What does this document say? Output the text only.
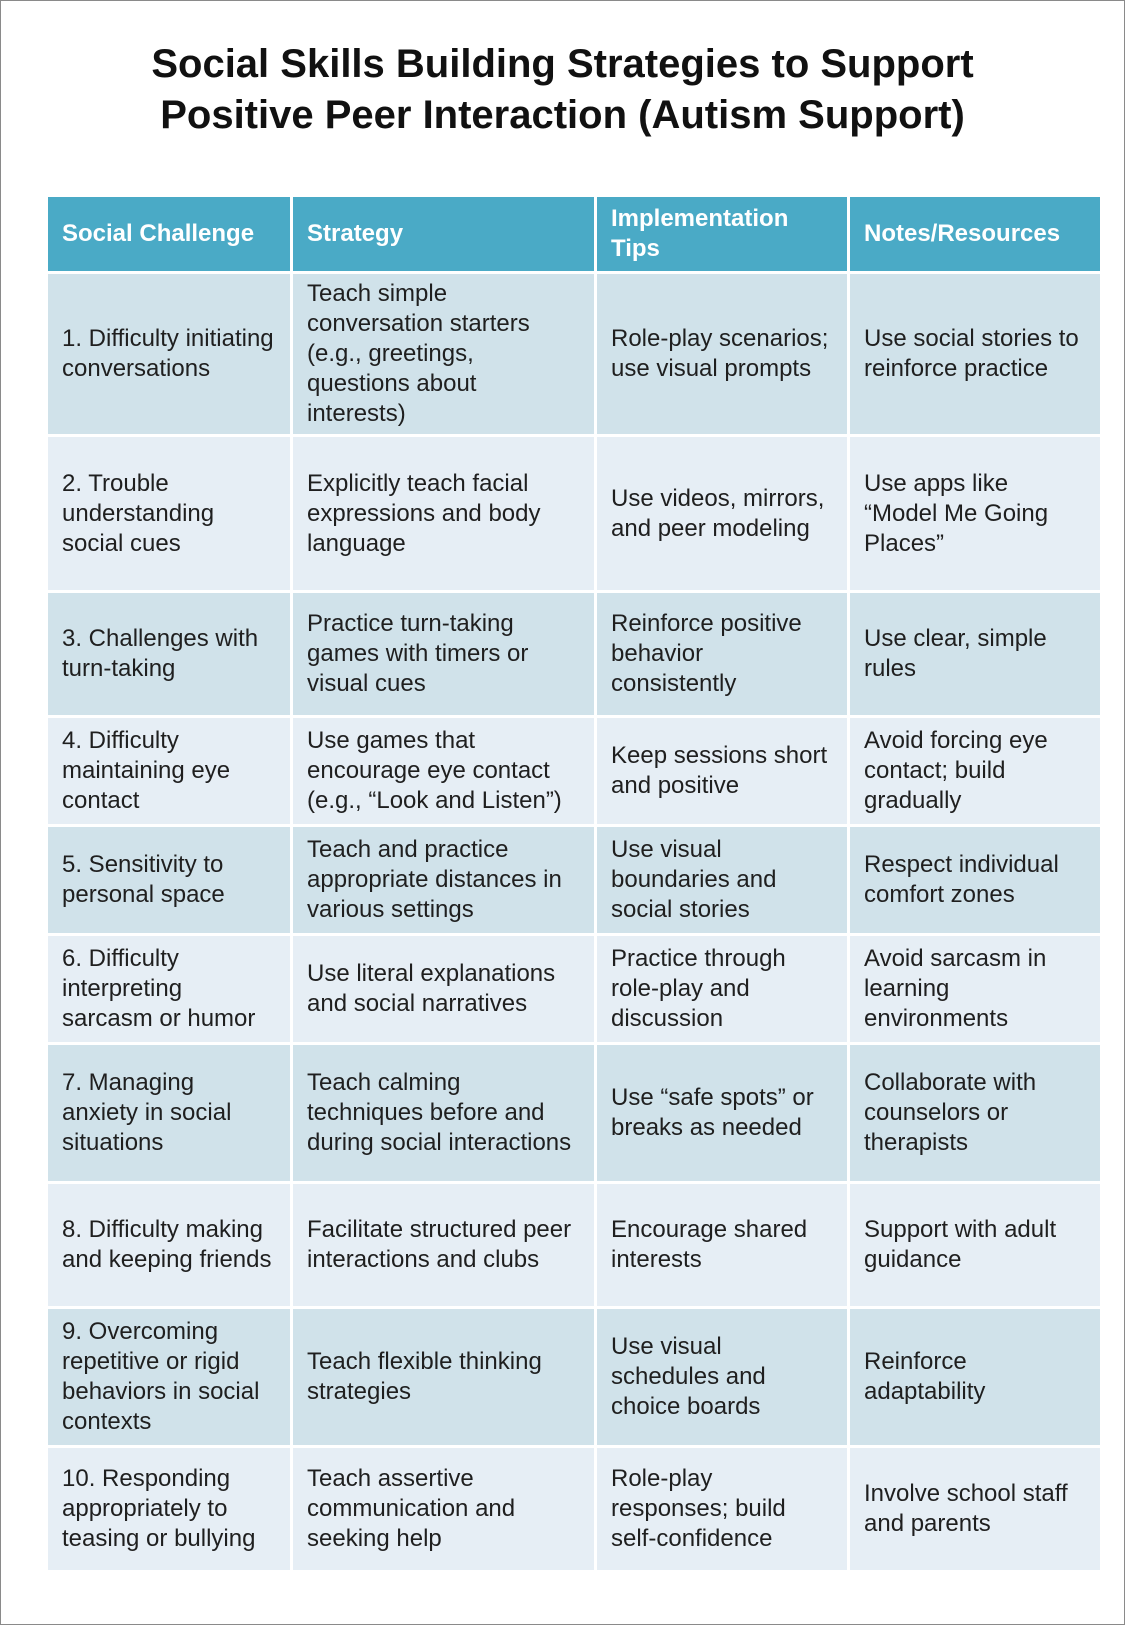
Social Skills Building Strategies to Support
Positive Peer Interaction (Autism Support)
Social Challenge	Strategy	Implementation Tips	Notes/Resources
1. Difficulty initiating conversations	Teach simple conversation starters (e.g., greetings, questions about interests)	Role-play scenarios; use visual prompts	Use social stories to reinforce practice
2. Trouble understanding social cues	Explicitly teach facial expressions and body language	Use videos, mirrors, and peer modeling	Use apps like “Model Me Going Places”
3. Challenges with turn-taking	Practice turn-taking games with timers or visual cues	Reinforce positive behavior consistently	Use clear, simple rules
4. Difficulty maintaining eye contact	Use games that encourage eye contact (e.g., “Look and Listen”)	Keep sessions short and positive	Avoid forcing eye contact; build gradually
5. Sensitivity to personal space	Teach and practice appropriate distances in various settings	Use visual boundaries and social stories	Respect individual comfort zones
6. Difficulty interpreting sarcasm or humor	Use literal explanations and social narratives	Practice through role-play and discussion	Avoid sarcasm in learning environments
7. Managing anxiety in social situations	Teach calming techniques before and during social interactions	Use “safe spots” or breaks as needed	Collaborate with counselors or therapists
8. Difficulty making and keeping friends	Facilitate structured peer interactions and clubs	Encourage shared interests	Support with adult guidance
9. Overcoming repetitive or rigid behaviors in social contexts	Teach flexible thinking strategies	Use visual schedules and choice boards	Reinforce adaptability
10. Responding appropriately to teasing or bullying	Teach assertive communication and seeking help	Role-play responses; build self-confidence	Involve school staff and parents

####################

_OBJECTIVE_: Repeat the listing in full and exactly. Leave any pictures out.

_IN RESPONSE_:
What does this document say? Output the text only.
Social Skills Building Strategies to Support
Positive Peer Interaction (Autism Support)
Social Challenge	Strategy	Implementation Tips	Notes/Resources
1. Difficulty initiating conversations	Teach simple conversation starters (e.g., greetings, questions about interests)	Role-play scenarios; use visual prompts	Use social stories to reinforce practice
2. Trouble understanding social cues	Explicitly teach facial expressions and body language	Use videos, mirrors, and peer modeling	Use apps like “Model Me Going Places”
3. Challenges with turn-taking	Practice turn-taking games with timers or visual cues	Reinforce positive behavior consistently	Use clear, simple rules
4. Difficulty maintaining eye contact	Use games that encourage eye contact (e.g., “Look and Listen”)	Keep sessions short and positive	Avoid forcing eye contact; build gradually
5. Sensitivity to personal space	Teach and practice appropriate distances in various settings	Use visual boundaries and social stories	Respect individual comfort zones
6. Difficulty interpreting sarcasm or humor	Use literal explanations and social narratives	Practice through role-play and discussion	Avoid sarcasm in learning environments
7. Managing anxiety in social situations	Teach calming techniques before and during social interactions	Use “safe spots” or breaks as needed	Collaborate with counselors or therapists
8. Difficulty making and keeping friends	Facilitate structured peer interactions and clubs	Encourage shared interests	Support with adult guidance
9. Overcoming repetitive or rigid behaviors in social contexts	Teach flexible thinking strategies	Use visual schedules and choice boards	Reinforce adaptability
10. Responding appropriately to teasing or bullying	Teach assertive communication and seeking help	Role-play responses; build self-confidence	Involve school staff and parents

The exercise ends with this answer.